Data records
____
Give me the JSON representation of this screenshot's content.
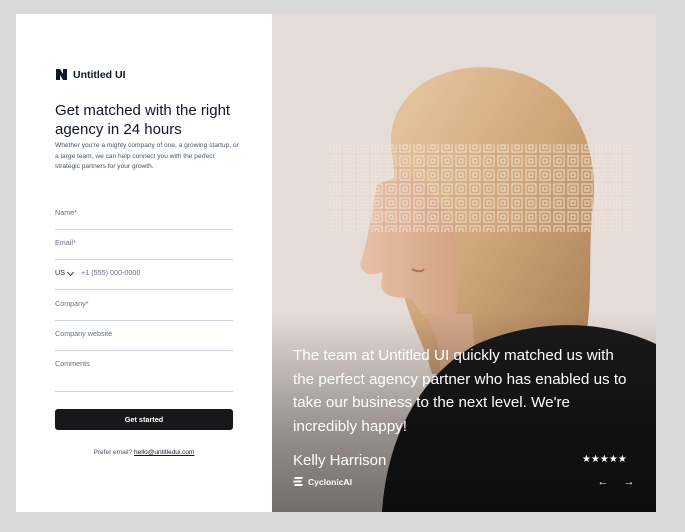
{
  "brand": {
    "name": "Untitled UI"
  },
  "form": {
    "title": "Get matched with the right agency in 24 hours",
    "subtitle": "Whether you're a mighty company of one, a growing startup, or a large team, we can help connect you with the perfect strategic partners for your growth.",
    "fields": {
      "name": "Name*",
      "email": "Email*",
      "phone_country": "US",
      "phone_placeholder": "+1 (555) 000-0000",
      "company": "Company*",
      "website": "Company website",
      "comments": "Comments"
    },
    "submit_label": "Get started",
    "alt_prefix": "Prefer email?",
    "alt_email": "hello@untitledui.com"
  },
  "testimonial": {
    "quote": "The team at Untitled UI quickly matched us with the perfect agency partner who has enabled us to take our business to the next level. We're incredibly happy!",
    "author": "Kelly Harrison",
    "company": "CyclonicAI",
    "rating": 5,
    "stars_text": "★★★★★",
    "prev_arrow": "←",
    "next_arrow": "→"
  },
  "colors": {
    "button_bg": "#18181b",
    "text_primary": "#101828",
    "text_secondary": "#475467",
    "border": "#d0d5dd"
  }
}
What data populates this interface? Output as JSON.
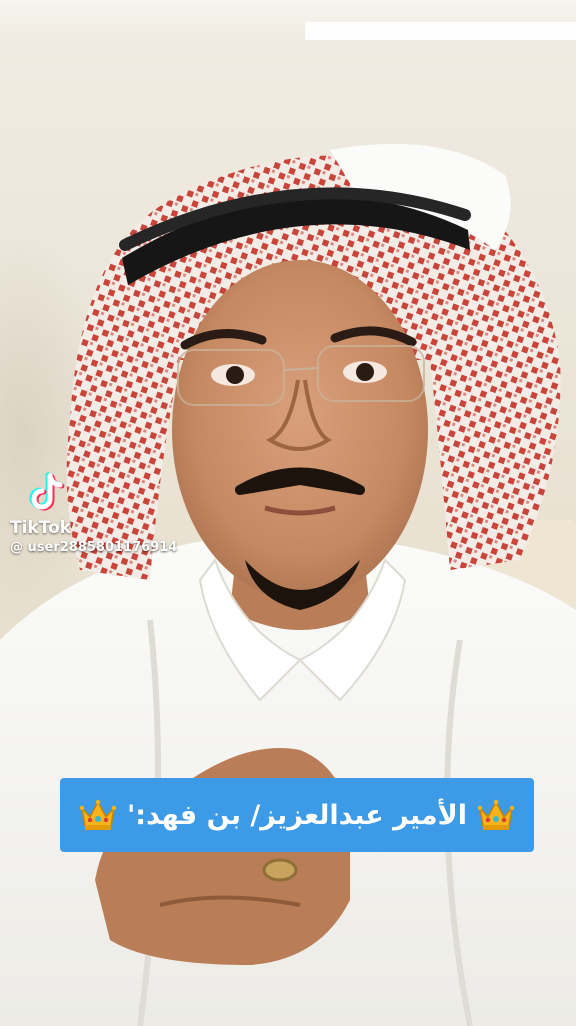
____
*Problem*: In the entries above, find every line holding the word "this" and copy it out.

*Response to the exercise*:
Give me the JSON representation of this screenshot's content.
What data populates this interface? Output as JSON.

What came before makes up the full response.